**Source passage**
<<<<
Another key player in understanding imperfect competition is Joan Robinson, who published her book "The Economics of Imperfect Competition" the same year Chamberlain published his. While Chamberlain focused much of his work on product development, Robinson focused heavily on price formation and discrimination (Sandmo,303.) The act of price discrimination under imperfect competition implies that the seller would sell their goods at different prices depending on the characteristic of the buyer to increase revenue (Robinson,204.) Joan Robinson and Edward Chamberlain came to many of the same conclusions regarding imperfect competition while still adding a bit of their twist to the theory. Despite their similarities or disagreements about who discovered the idea, both were extremely helpful in allowing firms to understand better how to center their goods around the wants of the consumer to achieve the highest amount of revenue possible.

Real markets are never perfect. Those economists who believe in perfect competition as a useful approximation to real markets may classify those as ranging from close-to-perfect to very imperfect. The real estate market is an example of a very imperfect market. In such markets, the theory of the second best proves that if one optimality condition in an economic model cannot be satisfied, it is possible that the next-best solution involves changing other variables away from the values that would otherwise be optimal.
>>>>
**Dataset entries**
<<<<
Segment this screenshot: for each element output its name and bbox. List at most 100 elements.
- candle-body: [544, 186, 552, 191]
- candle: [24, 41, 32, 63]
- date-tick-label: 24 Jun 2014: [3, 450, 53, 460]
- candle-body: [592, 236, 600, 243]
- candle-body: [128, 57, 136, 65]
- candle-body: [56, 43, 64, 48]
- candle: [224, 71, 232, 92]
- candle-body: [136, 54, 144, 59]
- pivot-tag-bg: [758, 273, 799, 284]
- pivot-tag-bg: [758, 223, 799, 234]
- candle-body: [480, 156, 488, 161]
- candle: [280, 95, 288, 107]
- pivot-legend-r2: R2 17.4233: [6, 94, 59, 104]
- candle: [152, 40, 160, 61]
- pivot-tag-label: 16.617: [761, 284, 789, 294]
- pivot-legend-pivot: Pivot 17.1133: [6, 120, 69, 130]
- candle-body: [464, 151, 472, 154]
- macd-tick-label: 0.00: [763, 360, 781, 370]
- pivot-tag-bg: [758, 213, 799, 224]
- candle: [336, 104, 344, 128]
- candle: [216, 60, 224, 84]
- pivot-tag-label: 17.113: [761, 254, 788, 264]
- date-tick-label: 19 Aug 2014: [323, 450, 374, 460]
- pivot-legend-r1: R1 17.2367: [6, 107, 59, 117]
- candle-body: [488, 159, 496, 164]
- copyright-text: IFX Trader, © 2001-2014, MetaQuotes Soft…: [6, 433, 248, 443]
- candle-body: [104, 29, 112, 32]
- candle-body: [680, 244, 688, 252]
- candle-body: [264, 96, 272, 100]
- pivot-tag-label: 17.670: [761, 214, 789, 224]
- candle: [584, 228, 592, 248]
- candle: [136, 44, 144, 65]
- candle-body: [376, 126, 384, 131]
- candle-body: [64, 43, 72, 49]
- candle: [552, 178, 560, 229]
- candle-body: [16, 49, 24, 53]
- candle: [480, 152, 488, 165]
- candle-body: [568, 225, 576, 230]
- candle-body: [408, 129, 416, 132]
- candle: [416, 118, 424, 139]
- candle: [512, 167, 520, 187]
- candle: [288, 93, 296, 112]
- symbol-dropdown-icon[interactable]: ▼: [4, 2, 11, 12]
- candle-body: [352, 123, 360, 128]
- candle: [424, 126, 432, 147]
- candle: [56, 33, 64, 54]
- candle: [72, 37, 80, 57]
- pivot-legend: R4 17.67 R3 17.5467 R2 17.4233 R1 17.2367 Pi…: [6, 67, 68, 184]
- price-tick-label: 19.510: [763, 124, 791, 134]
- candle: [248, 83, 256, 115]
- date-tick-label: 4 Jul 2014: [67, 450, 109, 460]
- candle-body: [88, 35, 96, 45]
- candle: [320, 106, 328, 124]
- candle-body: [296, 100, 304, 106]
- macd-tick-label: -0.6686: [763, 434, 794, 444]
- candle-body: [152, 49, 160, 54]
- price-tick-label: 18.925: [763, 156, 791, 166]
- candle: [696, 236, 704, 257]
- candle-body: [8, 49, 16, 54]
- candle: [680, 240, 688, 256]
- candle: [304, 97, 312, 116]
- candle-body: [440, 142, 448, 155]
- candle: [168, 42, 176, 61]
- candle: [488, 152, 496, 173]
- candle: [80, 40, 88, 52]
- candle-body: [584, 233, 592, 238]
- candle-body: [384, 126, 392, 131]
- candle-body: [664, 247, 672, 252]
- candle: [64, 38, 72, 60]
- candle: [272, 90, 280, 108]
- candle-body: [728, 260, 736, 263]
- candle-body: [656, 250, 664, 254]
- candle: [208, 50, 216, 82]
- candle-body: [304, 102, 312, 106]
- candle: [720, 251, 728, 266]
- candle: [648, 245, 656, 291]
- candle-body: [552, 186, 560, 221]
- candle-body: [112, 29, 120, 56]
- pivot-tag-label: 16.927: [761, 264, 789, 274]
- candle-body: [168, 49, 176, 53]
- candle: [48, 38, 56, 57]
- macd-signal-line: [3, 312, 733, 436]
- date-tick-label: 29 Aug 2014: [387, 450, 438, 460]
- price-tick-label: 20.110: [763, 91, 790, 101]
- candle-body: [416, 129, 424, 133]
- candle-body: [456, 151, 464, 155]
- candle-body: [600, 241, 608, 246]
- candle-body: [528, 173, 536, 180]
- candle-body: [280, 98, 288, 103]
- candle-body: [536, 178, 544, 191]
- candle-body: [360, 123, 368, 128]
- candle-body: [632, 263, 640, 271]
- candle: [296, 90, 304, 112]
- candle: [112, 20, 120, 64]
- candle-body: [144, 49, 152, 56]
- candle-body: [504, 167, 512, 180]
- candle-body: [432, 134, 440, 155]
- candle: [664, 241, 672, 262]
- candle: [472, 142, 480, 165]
>>>>
**Jobs**
- 1) Answer these three questions using the passage on imperfect competition, giving each answer on its own line marked (a), (b) and (c).
(a) What did Joan Robinson focus heavily on?
(b) What did Chamberlain focus much of his work on?
(c) Which market is given as an example of a very imperfect market?
- 2) Continue the passage on imperfect competition from the point where it stops.

**Answers to the exercise**
- 1)
(a) Price formation and discrimination
(b) Product development
(c) The real estate market

- 2)
In modern conditions, the theory of perfect competition has been modified from a quantitative assessment of competitors to a more natural atomic balance (equilibrium) in the market. There may be many competitors in the market, but if there is hidden collusion between them, the competition will not be maximally perfect. But if the principle of atomic balance operates in the market, then even between two equal forces perfect competition may arise. If we try to artificially increase the number of competitors and to reduce honest local big business to small size, we will open the way for unscrupulous monopolies from outside.

==Idealizing conditions of perfect competition==
The definition of perfect competition is when the following conditions all hold:

- A large number of sellers and buyers – A large number of consumers with the willingness and ability to buy the product at a certain price, and a large number of producers with the willingness and ability to supply the product at a certain price. As a result, individuals are unable to significantly influence prices. One requirement for this is non-increasing returns to scale (including network effects), ensuring that a monopoly doesn't push out competitors.
- Homogeneous products: The products are perfect substitutes for each other (i.e., the qualities and characteristics of a market good or service do not vary between different suppliers).
- Utility maximizing participants: Rational buyers always attempt to maximize their economic utility and sellers attempt to maximize their profit.
- Perfect information: All consumers and producers know all prices of products and utilities they would get from owning each product.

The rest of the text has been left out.